WHAT IS NEEDED: Quote the listing below in full and exactly as written, but omit every picture.

☆ ☆ ☆

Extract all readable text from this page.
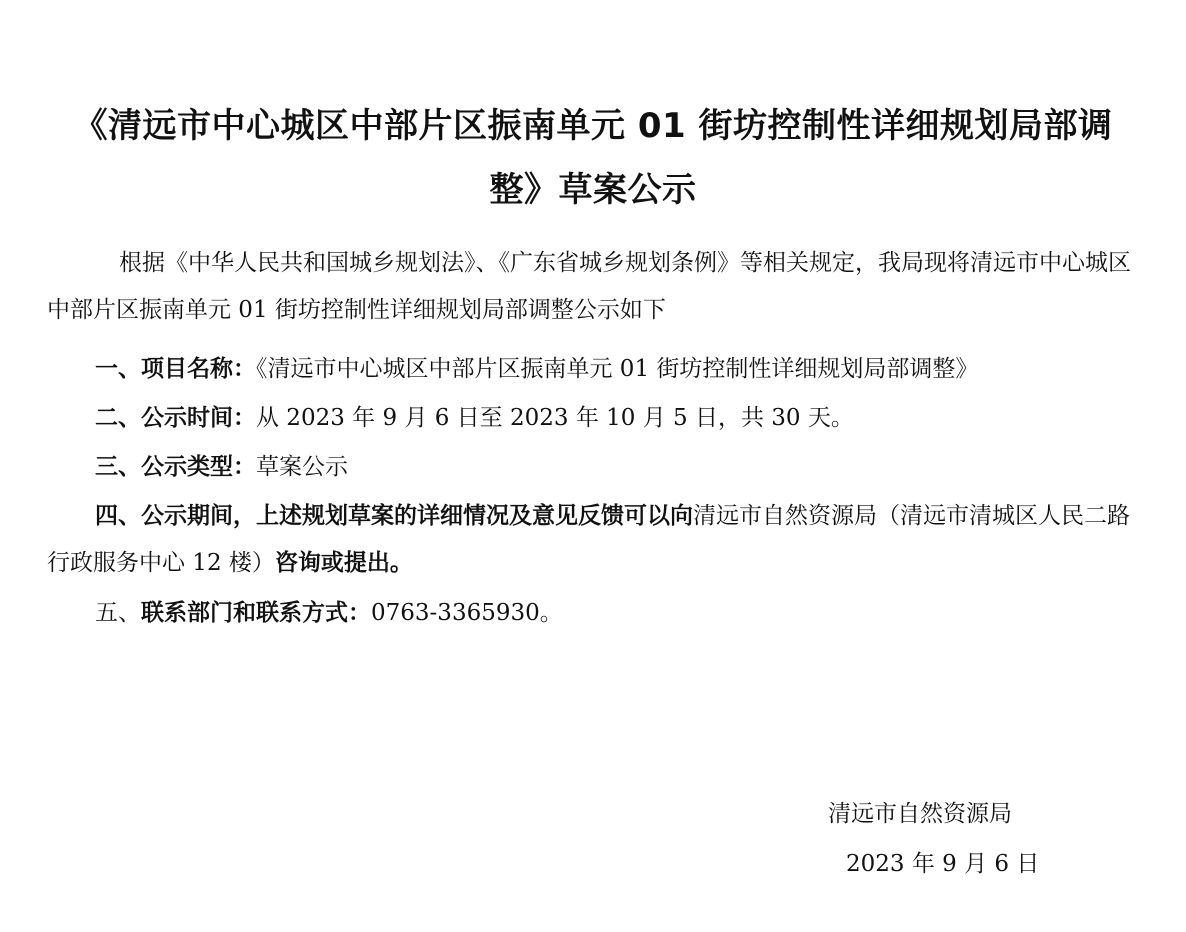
《清远市中心城区中部片区振南单元 01 街坊控制性详细规划局部调
整》草案公示
根据《中华人民共和国城乡规划法》、《广东省城乡规划条例》等相关规定，我局现将清远市中心城区中部片区振南单元 01 街坊控制性详细规划局部调整公示如下
一、项目名称：《清远市中心城区中部片区振南单元 01 街坊控制性详细规划局部调整》
二、公示时间：从 2023 年 9 月 6 日至 2023 年 10 月 5 日，共 30 天。
三、公示类型：草案公示
四、公示期间，上述规划草案的详细情况及意见反馈可以向清远市自然资源局（清远市清城区人民二路行政服务中心 12 楼）咨询或提出。
五、联系部门和联系方式：0763-3365930。
清远市自然资源局
2023 年 9 月 6 日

☆ ☆ ☆

RESULT BELOW:
Extract all readable text from this page.
《清远市中心城区中部片区振南单元 01 街坊控制性详细规划局部调
整》草案公示
根据《中华人民共和国城乡规划法》、《广东省城乡规划条例》等相关规定，我局现将清远市中心城区中部片区振南单元 01 街坊控制性详细规划局部调整公示如下
一、项目名称：《清远市中心城区中部片区振南单元 01 街坊控制性详细规划局部调整》
二、公示时间：从 2023 年 9 月 6 日至 2023 年 10 月 5 日，共 30 天。
三、公示类型：草案公示
四、公示期间，上述规划草案的详细情况及意见反馈可以向清远市自然资源局（清远市清城区人民二路行政服务中心 12 楼）咨询或提出。
五、联系部门和联系方式：0763-3365930。
清远市自然资源局
2023 年 9 月 6 日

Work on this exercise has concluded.